EXERCISE MATERIALS:
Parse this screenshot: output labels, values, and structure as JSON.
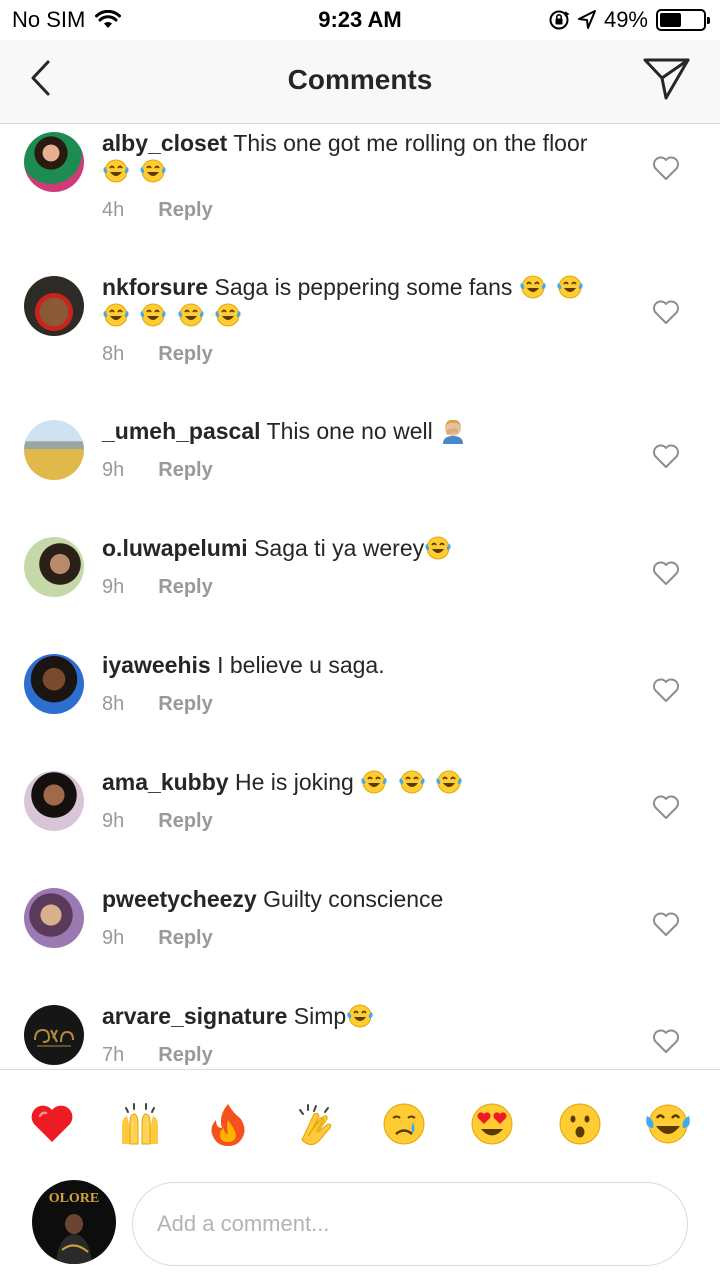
{
  "status_bar": {
    "carrier": "No SIM",
    "time": "9:23 AM",
    "battery": "49%",
    "battery_level": 0.49,
    "icons": [
      "wifi-icon",
      "orientation-lock-icon",
      "location-arrow-icon",
      "battery-icon"
    ]
  },
  "nav": {
    "title": "Comments",
    "back_icon": "chevron-left-icon",
    "send_icon": "paper-plane-icon"
  },
  "comments": [
    {
      "user": "alby_closet",
      "text": "This one got me rolling on the floor",
      "emojis": [
        "laughing-tears",
        "laughing-tears"
      ],
      "time": "4h",
      "reply": "Reply"
    },
    {
      "user": "nkforsure",
      "text": "Saga is peppering some fans",
      "emojis": [
        "laughing-tears",
        "laughing-tears",
        "laughing-tears",
        "laughing-tears",
        "laughing-tears",
        "laughing-tears"
      ],
      "time": "8h",
      "reply": "Reply"
    },
    {
      "user": "_umeh_pascal",
      "text": "This one no well",
      "emojis": [
        "facepalm"
      ],
      "time": "9h",
      "reply": "Reply"
    },
    {
      "user": "o.luwapelumi",
      "text": "Saga ti ya werey",
      "emojis": [
        "laughing-tears"
      ],
      "time": "9h",
      "reply": "Reply"
    },
    {
      "user": "iyaweehis",
      "text": "I believe u saga.",
      "emojis": [],
      "time": "8h",
      "reply": "Reply"
    },
    {
      "user": "ama_kubby",
      "text": "He is joking",
      "emojis": [
        "laughing-tears",
        "laughing-tears",
        "laughing-tears"
      ],
      "time": "9h",
      "reply": "Reply"
    },
    {
      "user": "pweetycheezy",
      "text": "Guilty conscience",
      "emojis": [],
      "time": "9h",
      "reply": "Reply"
    },
    {
      "user": "arvare_signature",
      "text": "Simp",
      "emojis": [
        "laughing-tears"
      ],
      "time": "7h",
      "reply": "Reply"
    }
  ],
  "reactions": [
    "heart",
    "raising-hands",
    "fire",
    "clapping-hands",
    "crying-face",
    "heart-eyes",
    "astonished-face",
    "laughing-tears"
  ],
  "composer": {
    "placeholder": "Add a comment...",
    "avatar_text": "OLORE"
  },
  "colors": {
    "text": "#262626",
    "meta": "#999999",
    "nav_bg": "#f8f8f8",
    "heart_red": "#ed1c24",
    "emoji_yellow": "#ffcc33"
  }
}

EXERCISE REQUIREMENTS:
Write out the records above once more, word for word, with no pictures.

COMPLETE OUTPUT:
Parse this screenshot: output labels, values, and structure as JSON.
{
  "status_bar": {
    "carrier": "No SIM",
    "time": "9:23 AM",
    "battery": "49%",
    "battery_level": 0.49,
    "icons": [
      "wifi-icon",
      "orientation-lock-icon",
      "location-arrow-icon",
      "battery-icon"
    ]
  },
  "nav": {
    "title": "Comments",
    "back_icon": "chevron-left-icon",
    "send_icon": "paper-plane-icon"
  },
  "comments": [
    {
      "user": "alby_closet",
      "text": "This one got me rolling on the floor",
      "emojis": [
        "laughing-tears",
        "laughing-tears"
      ],
      "time": "4h",
      "reply": "Reply"
    },
    {
      "user": "nkforsure",
      "text": "Saga is peppering some fans",
      "emojis": [
        "laughing-tears",
        "laughing-tears",
        "laughing-tears",
        "laughing-tears",
        "laughing-tears",
        "laughing-tears"
      ],
      "time": "8h",
      "reply": "Reply"
    },
    {
      "user": "_umeh_pascal",
      "text": "This one no well",
      "emojis": [
        "facepalm"
      ],
      "time": "9h",
      "reply": "Reply"
    },
    {
      "user": "o.luwapelumi",
      "text": "Saga ti ya werey",
      "emojis": [
        "laughing-tears"
      ],
      "time": "9h",
      "reply": "Reply"
    },
    {
      "user": "iyaweehis",
      "text": "I believe u saga.",
      "emojis": [],
      "time": "8h",
      "reply": "Reply"
    },
    {
      "user": "ama_kubby",
      "text": "He is joking",
      "emojis": [
        "laughing-tears",
        "laughing-tears",
        "laughing-tears"
      ],
      "time": "9h",
      "reply": "Reply"
    },
    {
      "user": "pweetycheezy",
      "text": "Guilty conscience",
      "emojis": [],
      "time": "9h",
      "reply": "Reply"
    },
    {
      "user": "arvare_signature",
      "text": "Simp",
      "emojis": [
        "laughing-tears"
      ],
      "time": "7h",
      "reply": "Reply"
    }
  ],
  "reactions": [
    "heart",
    "raising-hands",
    "fire",
    "clapping-hands",
    "crying-face",
    "heart-eyes",
    "astonished-face",
    "laughing-tears"
  ],
  "composer": {
    "placeholder": "Add a comment...",
    "avatar_text": "OLORE"
  },
  "colors": {
    "text": "#262626",
    "meta": "#999999",
    "nav_bg": "#f8f8f8",
    "heart_red": "#ed1c24",
    "emoji_yellow": "#ffcc33"
  }
}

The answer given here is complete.